Goal: Find the lines that hold the word "JSON" and return them.

Given data:

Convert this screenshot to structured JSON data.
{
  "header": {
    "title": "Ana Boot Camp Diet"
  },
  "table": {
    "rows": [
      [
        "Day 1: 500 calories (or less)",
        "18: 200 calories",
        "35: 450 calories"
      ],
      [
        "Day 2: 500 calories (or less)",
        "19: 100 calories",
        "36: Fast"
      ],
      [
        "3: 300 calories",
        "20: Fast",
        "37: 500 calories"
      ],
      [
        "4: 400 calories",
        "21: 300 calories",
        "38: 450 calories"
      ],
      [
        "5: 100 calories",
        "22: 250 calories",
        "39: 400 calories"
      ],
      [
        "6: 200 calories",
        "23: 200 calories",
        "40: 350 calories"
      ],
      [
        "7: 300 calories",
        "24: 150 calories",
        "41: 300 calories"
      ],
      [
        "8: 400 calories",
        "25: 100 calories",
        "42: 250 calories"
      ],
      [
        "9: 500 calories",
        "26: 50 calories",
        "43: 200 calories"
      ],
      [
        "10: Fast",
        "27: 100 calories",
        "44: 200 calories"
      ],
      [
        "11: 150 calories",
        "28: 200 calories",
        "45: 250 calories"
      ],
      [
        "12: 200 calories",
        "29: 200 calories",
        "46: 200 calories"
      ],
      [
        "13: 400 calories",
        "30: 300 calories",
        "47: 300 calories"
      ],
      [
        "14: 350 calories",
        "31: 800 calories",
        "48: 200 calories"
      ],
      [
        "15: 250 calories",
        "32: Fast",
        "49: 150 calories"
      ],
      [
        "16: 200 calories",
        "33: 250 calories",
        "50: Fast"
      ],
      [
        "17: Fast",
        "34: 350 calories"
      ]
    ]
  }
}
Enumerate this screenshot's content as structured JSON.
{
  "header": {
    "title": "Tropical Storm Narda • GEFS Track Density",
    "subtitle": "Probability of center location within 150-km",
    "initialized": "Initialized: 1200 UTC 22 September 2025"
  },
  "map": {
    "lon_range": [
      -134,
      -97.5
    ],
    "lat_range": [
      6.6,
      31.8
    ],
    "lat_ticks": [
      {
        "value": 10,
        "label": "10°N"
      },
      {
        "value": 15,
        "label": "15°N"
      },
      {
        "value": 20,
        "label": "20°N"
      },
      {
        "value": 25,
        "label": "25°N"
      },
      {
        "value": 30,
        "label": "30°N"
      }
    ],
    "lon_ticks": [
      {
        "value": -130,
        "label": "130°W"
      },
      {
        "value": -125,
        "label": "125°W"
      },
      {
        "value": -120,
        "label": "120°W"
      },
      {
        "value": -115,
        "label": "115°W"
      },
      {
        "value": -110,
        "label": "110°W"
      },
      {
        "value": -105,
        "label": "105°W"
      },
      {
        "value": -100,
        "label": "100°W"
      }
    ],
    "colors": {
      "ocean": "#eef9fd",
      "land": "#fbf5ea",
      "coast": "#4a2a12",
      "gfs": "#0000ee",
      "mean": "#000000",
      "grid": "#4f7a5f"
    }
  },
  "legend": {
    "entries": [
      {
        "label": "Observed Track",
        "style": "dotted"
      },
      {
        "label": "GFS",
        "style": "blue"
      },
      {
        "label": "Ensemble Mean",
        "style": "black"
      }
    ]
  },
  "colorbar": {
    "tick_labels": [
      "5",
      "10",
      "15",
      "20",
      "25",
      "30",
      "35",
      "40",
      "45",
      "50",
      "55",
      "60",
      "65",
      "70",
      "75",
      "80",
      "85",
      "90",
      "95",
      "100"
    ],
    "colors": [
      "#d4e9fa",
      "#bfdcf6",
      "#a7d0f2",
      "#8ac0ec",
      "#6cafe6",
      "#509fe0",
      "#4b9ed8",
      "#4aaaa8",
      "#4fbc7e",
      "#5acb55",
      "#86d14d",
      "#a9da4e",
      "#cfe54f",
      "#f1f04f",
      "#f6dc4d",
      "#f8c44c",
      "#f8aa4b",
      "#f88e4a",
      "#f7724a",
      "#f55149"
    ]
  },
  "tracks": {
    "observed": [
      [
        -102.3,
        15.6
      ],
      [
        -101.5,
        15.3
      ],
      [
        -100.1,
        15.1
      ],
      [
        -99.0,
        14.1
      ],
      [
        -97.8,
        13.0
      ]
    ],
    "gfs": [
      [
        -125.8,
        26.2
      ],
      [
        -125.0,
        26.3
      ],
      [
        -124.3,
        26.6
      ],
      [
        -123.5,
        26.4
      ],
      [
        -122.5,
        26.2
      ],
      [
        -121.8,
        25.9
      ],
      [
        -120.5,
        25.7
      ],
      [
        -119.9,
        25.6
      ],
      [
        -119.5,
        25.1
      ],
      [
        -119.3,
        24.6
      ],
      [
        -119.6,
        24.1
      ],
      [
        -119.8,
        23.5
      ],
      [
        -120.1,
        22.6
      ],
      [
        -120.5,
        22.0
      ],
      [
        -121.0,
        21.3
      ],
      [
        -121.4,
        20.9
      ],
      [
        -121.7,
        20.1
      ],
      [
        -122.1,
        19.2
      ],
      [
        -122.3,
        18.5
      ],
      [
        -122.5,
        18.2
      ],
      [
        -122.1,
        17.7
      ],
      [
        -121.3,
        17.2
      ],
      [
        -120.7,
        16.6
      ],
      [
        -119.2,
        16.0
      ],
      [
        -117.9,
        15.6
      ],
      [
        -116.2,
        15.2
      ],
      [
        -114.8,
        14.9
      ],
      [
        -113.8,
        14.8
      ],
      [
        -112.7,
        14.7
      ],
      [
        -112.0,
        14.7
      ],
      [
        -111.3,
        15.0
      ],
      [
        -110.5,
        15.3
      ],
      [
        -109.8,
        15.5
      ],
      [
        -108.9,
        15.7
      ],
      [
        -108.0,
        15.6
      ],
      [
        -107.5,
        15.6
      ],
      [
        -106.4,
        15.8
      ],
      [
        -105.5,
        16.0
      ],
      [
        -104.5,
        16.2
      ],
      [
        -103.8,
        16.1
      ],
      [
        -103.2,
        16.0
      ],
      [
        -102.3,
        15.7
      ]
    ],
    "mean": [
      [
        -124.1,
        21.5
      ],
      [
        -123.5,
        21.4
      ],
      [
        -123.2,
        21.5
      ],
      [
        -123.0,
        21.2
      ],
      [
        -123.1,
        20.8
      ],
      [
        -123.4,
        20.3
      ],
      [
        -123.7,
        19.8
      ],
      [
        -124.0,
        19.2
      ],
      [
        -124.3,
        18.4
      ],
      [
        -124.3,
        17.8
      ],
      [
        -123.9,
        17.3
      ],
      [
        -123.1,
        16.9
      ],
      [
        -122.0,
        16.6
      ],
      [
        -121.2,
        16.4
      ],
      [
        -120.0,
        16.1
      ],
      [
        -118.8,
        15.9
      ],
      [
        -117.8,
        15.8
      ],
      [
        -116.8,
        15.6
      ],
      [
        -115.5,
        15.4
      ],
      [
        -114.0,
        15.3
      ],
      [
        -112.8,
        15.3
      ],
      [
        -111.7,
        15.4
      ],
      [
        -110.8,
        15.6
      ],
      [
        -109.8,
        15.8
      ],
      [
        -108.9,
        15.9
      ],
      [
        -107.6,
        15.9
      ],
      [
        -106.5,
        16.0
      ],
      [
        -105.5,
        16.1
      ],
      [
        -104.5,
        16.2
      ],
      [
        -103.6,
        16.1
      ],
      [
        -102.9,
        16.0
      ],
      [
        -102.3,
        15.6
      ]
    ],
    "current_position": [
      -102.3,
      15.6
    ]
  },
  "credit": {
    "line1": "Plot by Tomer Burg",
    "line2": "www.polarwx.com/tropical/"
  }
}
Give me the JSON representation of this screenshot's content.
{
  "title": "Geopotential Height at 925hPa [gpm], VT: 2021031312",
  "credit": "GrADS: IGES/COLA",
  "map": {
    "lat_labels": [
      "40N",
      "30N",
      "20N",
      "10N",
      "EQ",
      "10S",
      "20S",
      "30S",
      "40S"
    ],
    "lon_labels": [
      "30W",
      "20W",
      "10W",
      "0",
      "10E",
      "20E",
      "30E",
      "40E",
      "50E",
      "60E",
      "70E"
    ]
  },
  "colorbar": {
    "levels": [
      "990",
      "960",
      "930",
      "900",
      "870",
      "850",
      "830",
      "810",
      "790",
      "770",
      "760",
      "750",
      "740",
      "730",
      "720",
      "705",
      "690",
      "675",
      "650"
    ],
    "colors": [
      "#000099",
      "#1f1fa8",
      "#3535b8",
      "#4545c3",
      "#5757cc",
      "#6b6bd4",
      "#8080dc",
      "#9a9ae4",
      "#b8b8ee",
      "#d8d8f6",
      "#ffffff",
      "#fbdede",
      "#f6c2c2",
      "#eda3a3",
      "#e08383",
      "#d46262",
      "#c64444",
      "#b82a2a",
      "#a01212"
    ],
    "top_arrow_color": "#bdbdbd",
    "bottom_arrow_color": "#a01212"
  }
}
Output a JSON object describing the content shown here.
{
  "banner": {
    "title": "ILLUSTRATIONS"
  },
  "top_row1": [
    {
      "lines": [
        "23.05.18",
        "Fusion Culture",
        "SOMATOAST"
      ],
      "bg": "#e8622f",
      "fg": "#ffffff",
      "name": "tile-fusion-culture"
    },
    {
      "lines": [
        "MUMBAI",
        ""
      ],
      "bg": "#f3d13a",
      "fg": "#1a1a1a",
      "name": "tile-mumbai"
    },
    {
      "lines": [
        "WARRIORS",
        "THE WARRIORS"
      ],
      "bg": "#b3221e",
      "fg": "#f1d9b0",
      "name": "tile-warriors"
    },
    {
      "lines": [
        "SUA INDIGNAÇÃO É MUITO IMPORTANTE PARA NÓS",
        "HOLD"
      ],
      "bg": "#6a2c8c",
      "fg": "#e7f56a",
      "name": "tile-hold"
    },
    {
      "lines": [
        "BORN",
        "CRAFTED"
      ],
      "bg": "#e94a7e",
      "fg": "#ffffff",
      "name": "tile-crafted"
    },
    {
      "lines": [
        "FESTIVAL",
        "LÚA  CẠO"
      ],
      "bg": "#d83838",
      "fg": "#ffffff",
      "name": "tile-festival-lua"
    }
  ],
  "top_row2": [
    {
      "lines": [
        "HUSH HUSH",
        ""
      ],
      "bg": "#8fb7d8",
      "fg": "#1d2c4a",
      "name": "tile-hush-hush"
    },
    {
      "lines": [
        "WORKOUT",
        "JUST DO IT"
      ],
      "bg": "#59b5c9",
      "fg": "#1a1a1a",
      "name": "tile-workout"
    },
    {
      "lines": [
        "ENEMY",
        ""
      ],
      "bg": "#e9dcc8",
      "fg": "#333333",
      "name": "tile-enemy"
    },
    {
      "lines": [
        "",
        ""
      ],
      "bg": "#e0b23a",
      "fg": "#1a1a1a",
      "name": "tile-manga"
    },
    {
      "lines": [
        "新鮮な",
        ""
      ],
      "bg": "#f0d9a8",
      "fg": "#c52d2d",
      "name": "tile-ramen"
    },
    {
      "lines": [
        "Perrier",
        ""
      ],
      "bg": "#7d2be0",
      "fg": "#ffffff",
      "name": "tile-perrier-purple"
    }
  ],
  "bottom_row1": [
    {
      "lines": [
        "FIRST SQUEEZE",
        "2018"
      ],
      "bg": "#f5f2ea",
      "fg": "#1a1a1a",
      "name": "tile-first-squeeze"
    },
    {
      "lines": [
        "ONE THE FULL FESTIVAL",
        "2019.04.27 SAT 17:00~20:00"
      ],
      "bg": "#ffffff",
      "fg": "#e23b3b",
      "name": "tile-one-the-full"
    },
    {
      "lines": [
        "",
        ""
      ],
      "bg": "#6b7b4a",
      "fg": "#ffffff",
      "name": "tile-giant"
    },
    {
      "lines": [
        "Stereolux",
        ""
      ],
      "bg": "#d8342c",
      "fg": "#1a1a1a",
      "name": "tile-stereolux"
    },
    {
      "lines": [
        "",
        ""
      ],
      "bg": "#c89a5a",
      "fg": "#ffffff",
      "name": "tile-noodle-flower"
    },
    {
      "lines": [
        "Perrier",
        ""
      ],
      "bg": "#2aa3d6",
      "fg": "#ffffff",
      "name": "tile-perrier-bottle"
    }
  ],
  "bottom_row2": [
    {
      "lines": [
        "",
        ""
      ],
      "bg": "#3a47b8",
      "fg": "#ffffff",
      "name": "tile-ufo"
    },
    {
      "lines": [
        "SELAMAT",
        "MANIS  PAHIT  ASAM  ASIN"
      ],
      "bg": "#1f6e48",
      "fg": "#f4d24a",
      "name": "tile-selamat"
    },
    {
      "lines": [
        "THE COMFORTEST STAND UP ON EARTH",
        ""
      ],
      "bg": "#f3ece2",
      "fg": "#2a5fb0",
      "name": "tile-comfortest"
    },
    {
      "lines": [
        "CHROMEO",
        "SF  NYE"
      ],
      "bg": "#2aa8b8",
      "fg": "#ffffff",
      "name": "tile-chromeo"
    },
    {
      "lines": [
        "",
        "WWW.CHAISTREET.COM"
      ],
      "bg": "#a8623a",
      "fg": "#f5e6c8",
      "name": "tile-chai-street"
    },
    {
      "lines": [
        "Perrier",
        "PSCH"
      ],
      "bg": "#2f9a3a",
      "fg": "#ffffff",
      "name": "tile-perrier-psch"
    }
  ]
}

Answer to the problem:
Convert this screenshot to structured JSON data.
Enumerate this screenshot's content as structured JSON.
Give me the JSON representation of this screenshot's content.
Output a JSON object describing the content shown here.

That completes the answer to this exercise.